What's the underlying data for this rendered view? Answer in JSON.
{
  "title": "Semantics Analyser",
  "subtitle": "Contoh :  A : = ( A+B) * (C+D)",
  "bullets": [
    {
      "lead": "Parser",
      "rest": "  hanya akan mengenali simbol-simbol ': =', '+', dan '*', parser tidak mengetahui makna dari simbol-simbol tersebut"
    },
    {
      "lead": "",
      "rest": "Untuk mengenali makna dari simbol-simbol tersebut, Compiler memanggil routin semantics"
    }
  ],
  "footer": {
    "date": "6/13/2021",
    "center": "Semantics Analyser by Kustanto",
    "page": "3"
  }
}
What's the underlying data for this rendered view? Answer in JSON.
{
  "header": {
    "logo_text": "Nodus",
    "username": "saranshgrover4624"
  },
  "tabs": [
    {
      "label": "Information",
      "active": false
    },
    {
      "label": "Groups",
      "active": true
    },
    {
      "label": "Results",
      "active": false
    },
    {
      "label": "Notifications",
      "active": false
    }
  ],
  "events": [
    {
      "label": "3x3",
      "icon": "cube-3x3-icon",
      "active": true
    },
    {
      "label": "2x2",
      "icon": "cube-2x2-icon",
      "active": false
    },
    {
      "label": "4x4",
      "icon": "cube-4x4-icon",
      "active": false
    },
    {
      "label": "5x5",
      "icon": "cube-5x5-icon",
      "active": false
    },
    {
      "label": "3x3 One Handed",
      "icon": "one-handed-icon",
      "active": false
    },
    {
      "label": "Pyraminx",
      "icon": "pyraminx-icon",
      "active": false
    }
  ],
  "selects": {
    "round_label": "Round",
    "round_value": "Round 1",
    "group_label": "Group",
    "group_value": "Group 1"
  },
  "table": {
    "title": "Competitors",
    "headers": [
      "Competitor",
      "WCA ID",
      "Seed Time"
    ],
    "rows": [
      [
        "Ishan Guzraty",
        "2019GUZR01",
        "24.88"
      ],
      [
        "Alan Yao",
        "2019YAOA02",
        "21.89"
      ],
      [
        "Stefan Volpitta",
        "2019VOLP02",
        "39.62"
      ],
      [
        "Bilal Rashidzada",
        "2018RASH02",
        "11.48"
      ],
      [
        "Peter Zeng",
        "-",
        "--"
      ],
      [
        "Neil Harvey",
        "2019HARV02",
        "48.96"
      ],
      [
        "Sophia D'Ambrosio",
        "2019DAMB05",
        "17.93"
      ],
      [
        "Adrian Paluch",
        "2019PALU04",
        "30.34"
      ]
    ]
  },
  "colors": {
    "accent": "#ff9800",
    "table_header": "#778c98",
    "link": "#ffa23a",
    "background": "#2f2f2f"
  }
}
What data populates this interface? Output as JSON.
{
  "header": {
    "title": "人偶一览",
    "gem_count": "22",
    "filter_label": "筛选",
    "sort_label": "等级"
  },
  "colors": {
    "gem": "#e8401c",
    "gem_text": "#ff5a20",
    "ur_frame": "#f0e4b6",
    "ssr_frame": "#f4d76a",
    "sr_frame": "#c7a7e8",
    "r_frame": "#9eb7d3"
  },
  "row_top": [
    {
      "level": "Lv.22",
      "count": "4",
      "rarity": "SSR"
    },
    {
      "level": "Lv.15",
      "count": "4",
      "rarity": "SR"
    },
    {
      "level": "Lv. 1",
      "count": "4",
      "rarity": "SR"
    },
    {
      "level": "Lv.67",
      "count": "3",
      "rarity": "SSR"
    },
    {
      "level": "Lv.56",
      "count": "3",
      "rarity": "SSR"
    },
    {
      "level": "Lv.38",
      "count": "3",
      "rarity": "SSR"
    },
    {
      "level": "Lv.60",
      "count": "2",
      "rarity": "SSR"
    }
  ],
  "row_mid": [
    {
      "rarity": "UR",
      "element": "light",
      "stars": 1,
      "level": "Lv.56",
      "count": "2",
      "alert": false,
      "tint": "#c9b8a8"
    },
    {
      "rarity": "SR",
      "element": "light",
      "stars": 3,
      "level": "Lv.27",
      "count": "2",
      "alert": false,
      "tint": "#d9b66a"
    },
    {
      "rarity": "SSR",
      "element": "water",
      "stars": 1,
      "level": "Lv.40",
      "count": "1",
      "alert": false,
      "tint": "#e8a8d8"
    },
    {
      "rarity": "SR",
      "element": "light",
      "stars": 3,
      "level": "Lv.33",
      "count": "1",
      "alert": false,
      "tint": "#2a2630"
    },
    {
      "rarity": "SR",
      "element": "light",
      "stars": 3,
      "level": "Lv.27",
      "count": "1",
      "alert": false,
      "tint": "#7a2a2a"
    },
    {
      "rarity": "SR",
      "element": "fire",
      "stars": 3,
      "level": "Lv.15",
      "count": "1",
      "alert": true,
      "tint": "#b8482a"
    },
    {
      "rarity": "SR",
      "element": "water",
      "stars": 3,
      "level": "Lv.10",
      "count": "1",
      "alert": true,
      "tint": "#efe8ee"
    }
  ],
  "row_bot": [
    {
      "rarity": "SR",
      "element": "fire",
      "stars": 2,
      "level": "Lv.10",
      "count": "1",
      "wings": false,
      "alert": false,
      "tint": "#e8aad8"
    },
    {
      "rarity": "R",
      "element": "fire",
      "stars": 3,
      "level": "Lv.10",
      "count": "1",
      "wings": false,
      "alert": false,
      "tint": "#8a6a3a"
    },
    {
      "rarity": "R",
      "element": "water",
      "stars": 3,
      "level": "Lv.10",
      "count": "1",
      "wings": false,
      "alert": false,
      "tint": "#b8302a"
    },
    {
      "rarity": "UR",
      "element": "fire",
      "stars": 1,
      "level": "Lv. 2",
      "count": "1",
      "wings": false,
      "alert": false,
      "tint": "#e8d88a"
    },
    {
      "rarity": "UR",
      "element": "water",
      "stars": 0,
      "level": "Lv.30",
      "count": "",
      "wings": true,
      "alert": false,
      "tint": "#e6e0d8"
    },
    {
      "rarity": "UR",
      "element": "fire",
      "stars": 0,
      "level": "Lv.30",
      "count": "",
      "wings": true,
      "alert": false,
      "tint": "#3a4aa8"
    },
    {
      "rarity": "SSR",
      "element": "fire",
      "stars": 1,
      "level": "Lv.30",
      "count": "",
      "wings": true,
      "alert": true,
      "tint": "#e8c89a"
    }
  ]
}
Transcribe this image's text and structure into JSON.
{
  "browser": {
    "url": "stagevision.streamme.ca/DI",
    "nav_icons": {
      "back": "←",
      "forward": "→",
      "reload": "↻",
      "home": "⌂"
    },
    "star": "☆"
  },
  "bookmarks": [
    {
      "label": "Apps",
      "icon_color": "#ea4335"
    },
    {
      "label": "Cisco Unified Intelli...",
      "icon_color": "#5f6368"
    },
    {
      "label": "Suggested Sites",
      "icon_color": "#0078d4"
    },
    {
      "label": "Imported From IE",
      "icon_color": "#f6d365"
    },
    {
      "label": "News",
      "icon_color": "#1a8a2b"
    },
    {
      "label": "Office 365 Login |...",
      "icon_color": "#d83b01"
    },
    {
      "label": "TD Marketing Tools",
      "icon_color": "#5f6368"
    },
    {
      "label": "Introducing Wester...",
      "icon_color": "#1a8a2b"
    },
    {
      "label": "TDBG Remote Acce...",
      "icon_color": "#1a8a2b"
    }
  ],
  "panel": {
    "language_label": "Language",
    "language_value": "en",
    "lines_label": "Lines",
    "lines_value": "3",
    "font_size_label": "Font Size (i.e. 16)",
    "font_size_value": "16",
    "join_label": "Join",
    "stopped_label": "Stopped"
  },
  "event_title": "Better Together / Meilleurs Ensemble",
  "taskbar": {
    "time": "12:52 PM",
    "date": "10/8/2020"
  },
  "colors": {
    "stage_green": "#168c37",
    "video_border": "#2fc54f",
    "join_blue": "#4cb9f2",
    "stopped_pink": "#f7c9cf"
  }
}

• [YOUR TASK] Make an exact copy of every entry.

• [RESPONSE TO THIS EXERCISE]
What's the underlying data for this rendered view? Answer in JSON.
{
  "title": "Semantics Analyser",
  "subtitle": "Contoh :  A : = ( A+B) * (C+D)",
  "bullets": [
    {
      "lead": "Parser",
      "rest": "  hanya akan mengenali simbol-simbol ': =', '+', dan '*', parser tidak mengetahui makna dari simbol-simbol tersebut"
    },
    {
      "lead": "",
      "rest": "Untuk mengenali makna dari simbol-simbol tersebut, Compiler memanggil routin semantics"
    }
  ],
  "footer": {
    "date": "6/13/2021",
    "center": "Semantics Analyser by Kustanto",
    "page": "3"
  }
}
What's the underlying data for this rendered view? Answer in JSON.
{
  "header": {
    "logo_text": "Nodus",
    "username": "saranshgrover4624"
  },
  "tabs": [
    {
      "label": "Information",
      "active": false
    },
    {
      "label": "Groups",
      "active": true
    },
    {
      "label": "Results",
      "active": false
    },
    {
      "label": "Notifications",
      "active": false
    }
  ],
  "events": [
    {
      "label": "3x3",
      "icon": "cube-3x3-icon",
      "active": true
    },
    {
      "label": "2x2",
      "icon": "cube-2x2-icon",
      "active": false
    },
    {
      "label": "4x4",
      "icon": "cube-4x4-icon",
      "active": false
    },
    {
      "label": "5x5",
      "icon": "cube-5x5-icon",
      "active": false
    },
    {
      "label": "3x3 One Handed",
      "icon": "one-handed-icon",
      "active": false
    },
    {
      "label": "Pyraminx",
      "icon": "pyraminx-icon",
      "active": false
    }
  ],
  "selects": {
    "round_label": "Round",
    "round_value": "Round 1",
    "group_label": "Group",
    "group_value": "Group 1"
  },
  "table": {
    "title": "Competitors",
    "headers": [
      "Competitor",
      "WCA ID",
      "Seed Time"
    ],
    "rows": [
      [
        "Ishan Guzraty",
        "2019GUZR01",
        "24.88"
      ],
      [
        "Alan Yao",
        "2019YAOA02",
        "21.89"
      ],
      [
        "Stefan Volpitta",
        "2019VOLP02",
        "39.62"
      ],
      [
        "Bilal Rashidzada",
        "2018RASH02",
        "11.48"
      ],
      [
        "Peter Zeng",
        "-",
        "--"
      ],
      [
        "Neil Harvey",
        "2019HARV02",
        "48.96"
      ],
      [
        "Sophia D'Ambrosio",
        "2019DAMB05",
        "17.93"
      ],
      [
        "Adrian Paluch",
        "2019PALU04",
        "30.34"
      ]
    ]
  },
  "colors": {
    "accent": "#ff9800",
    "table_header": "#778c98",
    "link": "#ffa23a",
    "background": "#2f2f2f"
  }
}
What data populates this interface? Output as JSON.
{
  "header": {
    "title": "人偶一览",
    "gem_count": "22",
    "filter_label": "筛选",
    "sort_label": "等级"
  },
  "colors": {
    "gem": "#e8401c",
    "gem_text": "#ff5a20",
    "ur_frame": "#f0e4b6",
    "ssr_frame": "#f4d76a",
    "sr_frame": "#c7a7e8",
    "r_frame": "#9eb7d3"
  },
  "row_top": [
    {
      "level": "Lv.22",
      "count": "4",
      "rarity": "SSR"
    },
    {
      "level": "Lv.15",
      "count": "4",
      "rarity": "SR"
    },
    {
      "level": "Lv. 1",
      "count": "4",
      "rarity": "SR"
    },
    {
      "level": "Lv.67",
      "count": "3",
      "rarity": "SSR"
    },
    {
      "level": "Lv.56",
      "count": "3",
      "rarity": "SSR"
    },
    {
      "level": "Lv.38",
      "count": "3",
      "rarity": "SSR"
    },
    {
      "level": "Lv.60",
      "count": "2",
      "rarity": "SSR"
    }
  ],
  "row_mid": [
    {
      "rarity": "UR",
      "element": "light",
      "stars": 1,
      "level": "Lv.56",
      "count": "2",
      "alert": false,
      "tint": "#c9b8a8"
    },
    {
      "rarity": "SR",
      "element": "light",
      "stars": 3,
      "level": "Lv.27",
      "count": "2",
      "alert": false,
      "tint": "#d9b66a"
    },
    {
      "rarity": "SSR",
      "element": "water",
      "stars": 1,
      "level": "Lv.40",
      "count": "1",
      "alert": false,
      "tint": "#e8a8d8"
    },
    {
      "rarity": "SR",
      "element": "light",
      "stars": 3,
      "level": "Lv.33",
      "count": "1",
      "alert": false,
      "tint": "#2a2630"
    },
    {
      "rarity": "SR",
      "element": "light",
      "stars": 3,
      "level": "Lv.27",
      "count": "1",
      "alert": false,
      "tint": "#7a2a2a"
    },
    {
      "rarity": "SR",
      "element": "fire",
      "stars": 3,
      "level": "Lv.15",
      "count": "1",
      "alert": true,
      "tint": "#b8482a"
    },
    {
      "rarity": "SR",
      "element": "water",
      "stars": 3,
      "level": "Lv.10",
      "count": "1",
      "alert": true,
      "tint": "#efe8ee"
    }
  ],
  "row_bot": [
    {
      "rarity": "SR",
      "element": "fire",
      "stars": 2,
      "level": "Lv.10",
      "count": "1",
      "wings": false,
      "alert": false,
      "tint": "#e8aad8"
    },
    {
      "rarity": "R",
      "element": "fire",
      "stars": 3,
      "level": "Lv.10",
      "count": "1",
      "wings": false,
      "alert": false,
      "tint": "#8a6a3a"
    },
    {
      "rarity": "R",
      "element": "water",
      "stars": 3,
      "level": "Lv.10",
      "count": "1",
      "wings": false,
      "alert": false,
      "tint": "#b8302a"
    },
    {
      "rarity": "UR",
      "element": "fire",
      "stars": 1,
      "level": "Lv. 2",
      "count": "1",
      "wings": false,
      "alert": false,
      "tint": "#e8d88a"
    },
    {
      "rarity": "UR",
      "element": "water",
      "stars": 0,
      "level": "Lv.30",
      "count": "",
      "wings": true,
      "alert": false,
      "tint": "#e6e0d8"
    },
    {
      "rarity": "UR",
      "element": "fire",
      "stars": 0,
      "level": "Lv.30",
      "count": "",
      "wings": true,
      "alert": false,
      "tint": "#3a4aa8"
    },
    {
      "rarity": "SSR",
      "element": "fire",
      "stars": 1,
      "level": "Lv.30",
      "count": "",
      "wings": true,
      "alert": true,
      "tint": "#e8c89a"
    }
  ]
}
Transcribe this image's text and structure into JSON.
{
  "browser": {
    "url": "stagevision.streamme.ca/DI",
    "nav_icons": {
      "back": "←",
      "forward": "→",
      "reload": "↻",
      "home": "⌂"
    },
    "star": "☆"
  },
  "bookmarks": [
    {
      "label": "Apps",
      "icon_color": "#ea4335"
    },
    {
      "label": "Cisco Unified Intelli...",
      "icon_color": "#5f6368"
    },
    {
      "label": "Suggested Sites",
      "icon_color": "#0078d4"
    },
    {
      "label": "Imported From IE",
      "icon_color": "#f6d365"
    },
    {
      "label": "News",
      "icon_color": "#1a8a2b"
    },
    {
      "label": "Office 365 Login |...",
      "icon_color": "#d83b01"
    },
    {
      "label": "TD Marketing Tools",
      "icon_color": "#5f6368"
    },
    {
      "label": "Introducing Wester...",
      "icon_color": "#1a8a2b"
    },
    {
      "label": "TDBG Remote Acce...",
      "icon_color": "#1a8a2b"
    }
  ],
  "panel": {
    "language_label": "Language",
    "language_value": "en",
    "lines_label": "Lines",
    "lines_value": "3",
    "font_size_label": "Font Size (i.e. 16)",
    "font_size_value": "16",
    "join_label": "Join",
    "stopped_label": "Stopped"
  },
  "event_title": "Better Together / Meilleurs Ensemble",
  "taskbar": {
    "time": "12:52 PM",
    "date": "10/8/2020"
  },
  "colors": {
    "stage_green": "#168c37",
    "video_border": "#2fc54f",
    "join_blue": "#4cb9f2",
    "stopped_pink": "#f7c9cf"
  }
}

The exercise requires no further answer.